* **Exercise instructions**: Restate the records that follow word for word; no pictures should appear.

#### Stored records ####

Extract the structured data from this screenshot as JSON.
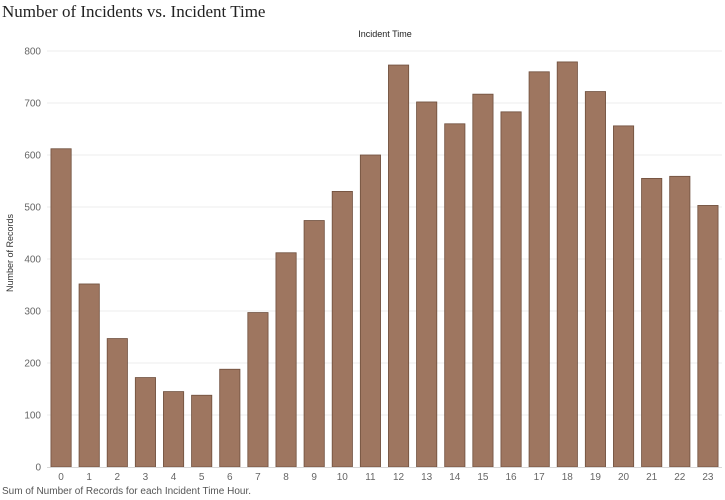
{
  "chart_data": {
    "type": "bar",
    "title": "Number of Incidents vs. Incident Time",
    "header": "Incident Time",
    "ylabel": "Number of Records",
    "footnote": "Sum of Number of Records for each Incident Time Hour.",
    "categories": [
      "0",
      "1",
      "2",
      "3",
      "4",
      "5",
      "6",
      "7",
      "8",
      "9",
      "10",
      "11",
      "12",
      "13",
      "14",
      "15",
      "16",
      "17",
      "18",
      "19",
      "20",
      "21",
      "22",
      "23"
    ],
    "values": [
      612,
      352,
      247,
      172,
      145,
      138,
      188,
      297,
      412,
      474,
      530,
      600,
      773,
      702,
      660,
      717,
      683,
      760,
      779,
      722,
      656,
      555,
      559,
      503
    ],
    "ylim": [
      0,
      800
    ],
    "yticks": [
      0,
      100,
      200,
      300,
      400,
      500,
      600,
      700,
      800
    ],
    "bar_color": "#9E7660",
    "bar_stroke": "#6E4E3C",
    "grid": true
  }
}
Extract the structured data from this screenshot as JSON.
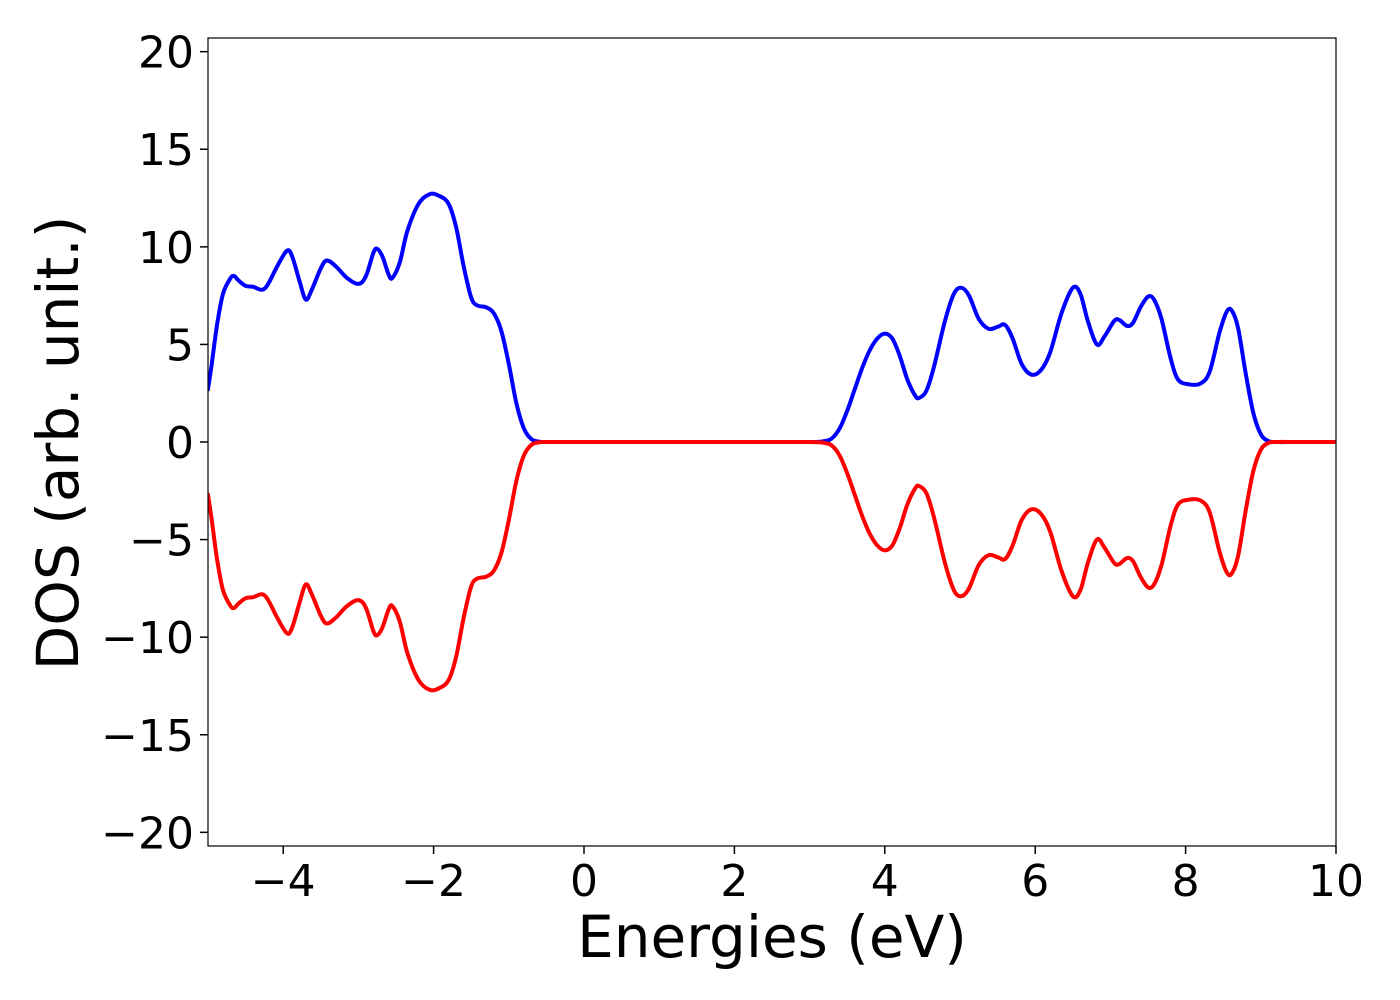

####

* **Response**:
Extract the structured data from this screenshot as JSON.
{
  "chart_data": {
    "type": "bar",
    "title": "Number of Incidents vs. Incident Time",
    "header": "Incident Time",
    "ylabel": "Number of Records",
    "footnote": "Sum of Number of Records for each Incident Time Hour.",
    "categories": [
      "0",
      "1",
      "2",
      "3",
      "4",
      "5",
      "6",
      "7",
      "8",
      "9",
      "10",
      "11",
      "12",
      "13",
      "14",
      "15",
      "16",
      "17",
      "18",
      "19",
      "20",
      "21",
      "22",
      "23"
    ],
    "values": [
      612,
      352,
      247,
      172,
      145,
      138,
      188,
      297,
      412,
      474,
      530,
      600,
      773,
      702,
      660,
      717,
      683,
      760,
      779,
      722,
      656,
      555,
      559,
      503
    ],
    "ylim": [
      0,
      800
    ],
    "yticks": [
      0,
      100,
      200,
      300,
      400,
      500,
      600,
      700,
      800
    ],
    "bar_color": "#9E7660",
    "bar_stroke": "#6E4E3C",
    "grid": true
  }
}
Extract the structured data from this screenshot as JSON.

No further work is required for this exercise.